# Problem description:
Identify each line below that contains the word "EBITDA", and copy it out.

# Entries taken from a collection:
──────────────────────────────

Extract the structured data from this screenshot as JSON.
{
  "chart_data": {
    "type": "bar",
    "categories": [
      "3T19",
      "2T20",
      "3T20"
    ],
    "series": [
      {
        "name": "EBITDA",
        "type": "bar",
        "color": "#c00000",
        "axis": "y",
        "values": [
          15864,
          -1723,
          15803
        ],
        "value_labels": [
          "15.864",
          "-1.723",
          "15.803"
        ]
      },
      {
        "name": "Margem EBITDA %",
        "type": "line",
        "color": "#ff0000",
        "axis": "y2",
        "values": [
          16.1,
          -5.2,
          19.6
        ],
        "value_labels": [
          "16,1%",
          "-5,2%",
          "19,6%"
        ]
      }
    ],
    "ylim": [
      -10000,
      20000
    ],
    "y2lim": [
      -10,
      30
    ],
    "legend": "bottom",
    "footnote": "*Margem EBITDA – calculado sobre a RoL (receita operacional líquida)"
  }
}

──────────────────────────────

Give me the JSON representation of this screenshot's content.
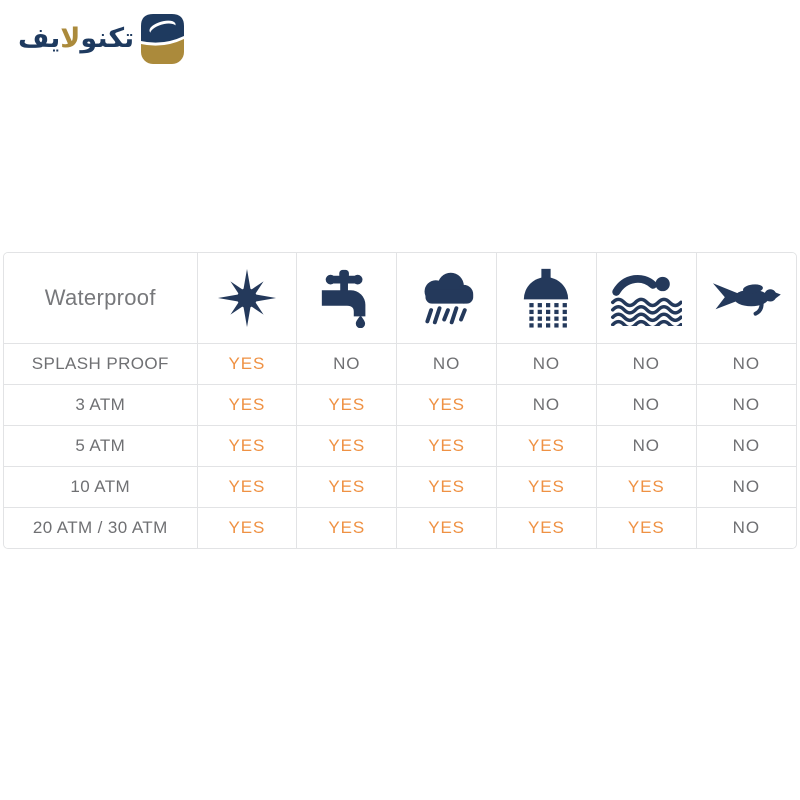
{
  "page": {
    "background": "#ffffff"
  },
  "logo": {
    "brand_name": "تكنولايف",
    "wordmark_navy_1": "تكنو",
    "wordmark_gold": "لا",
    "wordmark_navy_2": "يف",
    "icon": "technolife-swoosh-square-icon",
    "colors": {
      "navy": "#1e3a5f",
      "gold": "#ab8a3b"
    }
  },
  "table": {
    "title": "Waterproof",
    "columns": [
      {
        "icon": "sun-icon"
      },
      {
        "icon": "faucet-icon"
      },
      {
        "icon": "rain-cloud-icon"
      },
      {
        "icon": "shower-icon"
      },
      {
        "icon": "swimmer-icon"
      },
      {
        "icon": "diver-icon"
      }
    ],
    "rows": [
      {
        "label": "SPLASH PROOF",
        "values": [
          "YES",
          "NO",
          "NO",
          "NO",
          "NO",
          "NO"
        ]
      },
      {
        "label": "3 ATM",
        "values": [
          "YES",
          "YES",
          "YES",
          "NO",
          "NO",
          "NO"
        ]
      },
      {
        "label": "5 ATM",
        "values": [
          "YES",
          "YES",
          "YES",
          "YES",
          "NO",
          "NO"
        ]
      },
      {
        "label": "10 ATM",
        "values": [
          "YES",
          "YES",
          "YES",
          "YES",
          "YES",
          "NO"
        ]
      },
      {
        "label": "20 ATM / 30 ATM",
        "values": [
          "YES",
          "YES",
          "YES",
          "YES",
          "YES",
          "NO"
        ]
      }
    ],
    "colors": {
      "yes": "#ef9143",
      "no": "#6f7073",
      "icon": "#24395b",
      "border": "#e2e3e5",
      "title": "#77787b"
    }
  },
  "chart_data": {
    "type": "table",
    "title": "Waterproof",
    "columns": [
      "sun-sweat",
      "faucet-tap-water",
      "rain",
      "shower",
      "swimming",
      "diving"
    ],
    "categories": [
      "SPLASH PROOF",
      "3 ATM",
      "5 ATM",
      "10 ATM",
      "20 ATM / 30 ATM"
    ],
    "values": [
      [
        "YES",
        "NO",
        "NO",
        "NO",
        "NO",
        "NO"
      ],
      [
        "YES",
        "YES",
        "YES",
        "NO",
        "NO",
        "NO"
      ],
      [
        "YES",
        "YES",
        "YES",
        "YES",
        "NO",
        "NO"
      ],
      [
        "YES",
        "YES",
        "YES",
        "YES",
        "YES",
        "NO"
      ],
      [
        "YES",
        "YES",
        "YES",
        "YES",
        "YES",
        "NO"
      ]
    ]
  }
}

──────────────────────────────

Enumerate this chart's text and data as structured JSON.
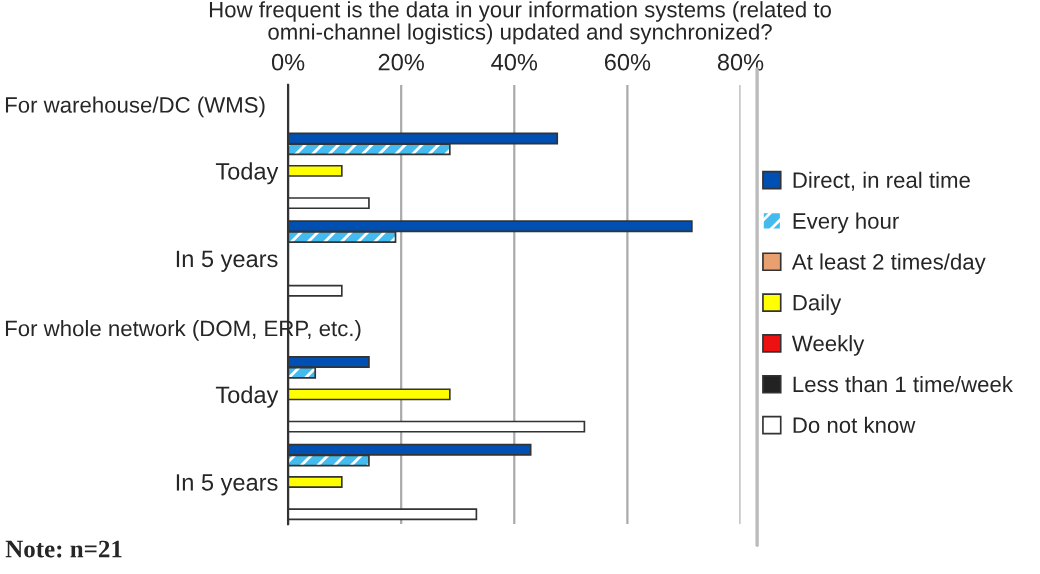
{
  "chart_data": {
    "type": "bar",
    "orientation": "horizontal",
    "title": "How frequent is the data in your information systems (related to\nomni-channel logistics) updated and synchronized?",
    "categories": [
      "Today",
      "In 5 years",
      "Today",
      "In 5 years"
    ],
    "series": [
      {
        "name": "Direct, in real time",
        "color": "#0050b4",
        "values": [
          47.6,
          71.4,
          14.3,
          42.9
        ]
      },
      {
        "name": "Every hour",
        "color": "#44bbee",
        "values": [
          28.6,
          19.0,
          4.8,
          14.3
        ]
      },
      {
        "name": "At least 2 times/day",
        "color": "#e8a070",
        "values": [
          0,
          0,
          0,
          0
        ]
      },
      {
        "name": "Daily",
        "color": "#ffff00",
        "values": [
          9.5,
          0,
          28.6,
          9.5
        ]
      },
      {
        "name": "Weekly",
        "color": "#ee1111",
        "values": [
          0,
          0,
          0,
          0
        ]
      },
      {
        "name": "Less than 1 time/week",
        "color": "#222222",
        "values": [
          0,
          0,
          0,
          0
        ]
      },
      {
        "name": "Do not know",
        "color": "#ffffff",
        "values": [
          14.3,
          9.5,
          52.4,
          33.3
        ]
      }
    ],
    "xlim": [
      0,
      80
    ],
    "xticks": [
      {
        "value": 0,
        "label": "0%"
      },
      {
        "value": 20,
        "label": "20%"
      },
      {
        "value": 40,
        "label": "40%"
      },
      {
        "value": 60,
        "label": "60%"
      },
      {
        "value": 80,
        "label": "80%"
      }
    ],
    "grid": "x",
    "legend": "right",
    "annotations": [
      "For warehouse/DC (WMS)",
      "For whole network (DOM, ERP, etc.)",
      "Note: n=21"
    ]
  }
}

──────────────────────────────

# Result of the exercise:
        "name": "EBITDA",
        "name": "Margem EBITDA %",
    "footnote": "*Margem EBITDA – calculado sobre a RoL (receita operacional líquida)"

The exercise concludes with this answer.